* Stated exercise
Write out the material exactly, with the pictures left out.

* Exercise data
※ ※ ※

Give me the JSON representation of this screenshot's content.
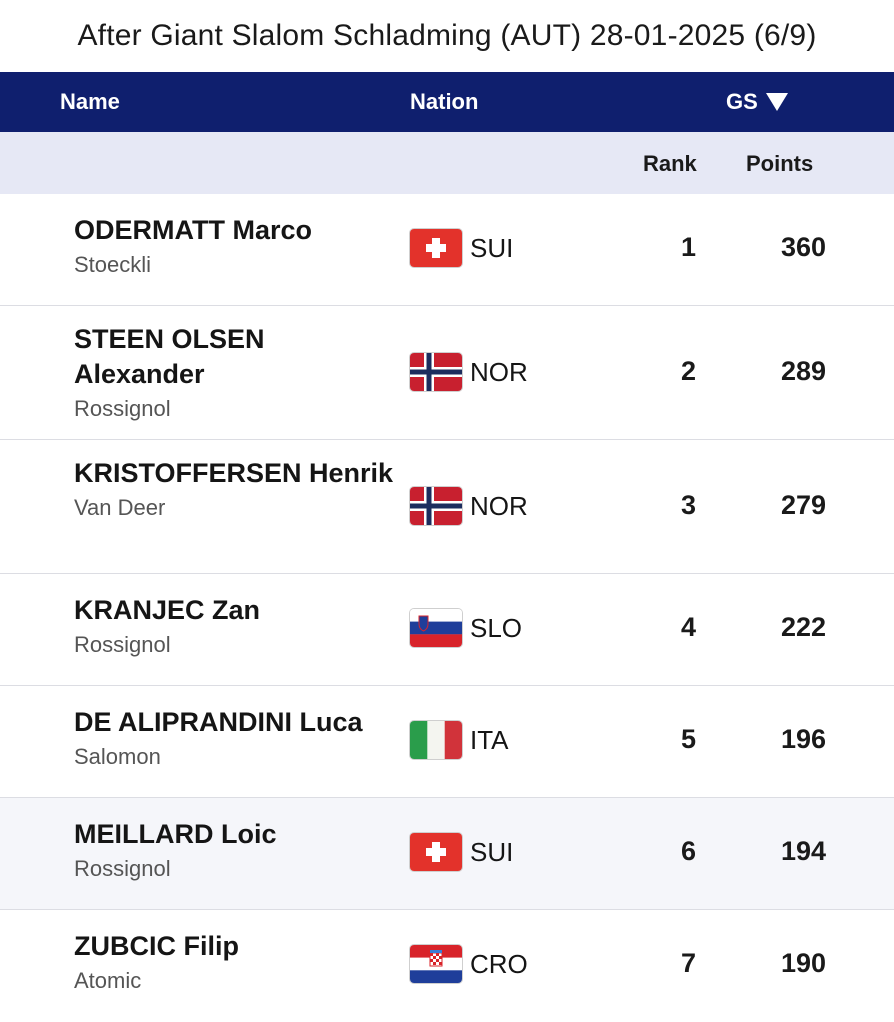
{
  "title": "After Giant Slalom Schladming (AUT) 28-01-2025 (6/9)",
  "header": {
    "name": "Name",
    "nation": "Nation",
    "gs": "GS"
  },
  "subheader": {
    "rank": "Rank",
    "points": "Points"
  },
  "rows": [
    {
      "athlete": "ODERMATT Marco",
      "brand": "Stoeckli",
      "flag": "sui-flag-icon",
      "nation": "SUI",
      "rank": "1",
      "points": "360"
    },
    {
      "athlete": "STEEN OLSEN Alexander",
      "brand": "Rossignol",
      "flag": "nor-flag-icon",
      "nation": "NOR",
      "rank": "2",
      "points": "289"
    },
    {
      "athlete": "KRISTOFFERSEN Henrik",
      "brand": "Van Deer",
      "flag": "nor-flag-icon",
      "nation": "NOR",
      "rank": "3",
      "points": "279"
    },
    {
      "athlete": "KRANJEC Zan",
      "brand": "Rossignol",
      "flag": "slo-flag-icon",
      "nation": "SLO",
      "rank": "4",
      "points": "222"
    },
    {
      "athlete": "DE ALIPRANDINI Luca",
      "brand": "Salomon",
      "flag": "ita-flag-icon",
      "nation": "ITA",
      "rank": "5",
      "points": "196"
    },
    {
      "athlete": "MEILLARD Loic",
      "brand": "Rossignol",
      "flag": "sui-flag-icon",
      "nation": "SUI",
      "rank": "6",
      "points": "194"
    },
    {
      "athlete": "ZUBCIC Filip",
      "brand": "Atomic",
      "flag": "cro-flag-icon",
      "nation": "CRO",
      "rank": "7",
      "points": "190"
    }
  ],
  "colors": {
    "header_bg": "#0f1f6e",
    "subheader_bg": "#e6e8f5",
    "highlight_row": "#f5f6fa"
  }
}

※ ※ ※

* Problem solution
Give me the JSON representation of this screenshot's content.
{
  "title": "After Giant Slalom Schladming (AUT) 28-01-2025 (6/9)",
  "header": {
    "name": "Name",
    "nation": "Nation",
    "gs": "GS"
  },
  "subheader": {
    "rank": "Rank",
    "points": "Points"
  },
  "rows": [
    {
      "athlete": "ODERMATT Marco",
      "brand": "Stoeckli",
      "flag": "sui-flag-icon",
      "nation": "SUI",
      "rank": "1",
      "points": "360"
    },
    {
      "athlete": "STEEN OLSEN Alexander",
      "brand": "Rossignol",
      "flag": "nor-flag-icon",
      "nation": "NOR",
      "rank": "2",
      "points": "289"
    },
    {
      "athlete": "KRISTOFFERSEN Henrik",
      "brand": "Van Deer",
      "flag": "nor-flag-icon",
      "nation": "NOR",
      "rank": "3",
      "points": "279"
    },
    {
      "athlete": "KRANJEC Zan",
      "brand": "Rossignol",
      "flag": "slo-flag-icon",
      "nation": "SLO",
      "rank": "4",
      "points": "222"
    },
    {
      "athlete": "DE ALIPRANDINI Luca",
      "brand": "Salomon",
      "flag": "ita-flag-icon",
      "nation": "ITA",
      "rank": "5",
      "points": "196"
    },
    {
      "athlete": "MEILLARD Loic",
      "brand": "Rossignol",
      "flag": "sui-flag-icon",
      "nation": "SUI",
      "rank": "6",
      "points": "194"
    },
    {
      "athlete": "ZUBCIC Filip",
      "brand": "Atomic",
      "flag": "cro-flag-icon",
      "nation": "CRO",
      "rank": "7",
      "points": "190"
    }
  ],
  "colors": {
    "header_bg": "#0f1f6e",
    "subheader_bg": "#e6e8f5",
    "highlight_row": "#f5f6fa"
  }
}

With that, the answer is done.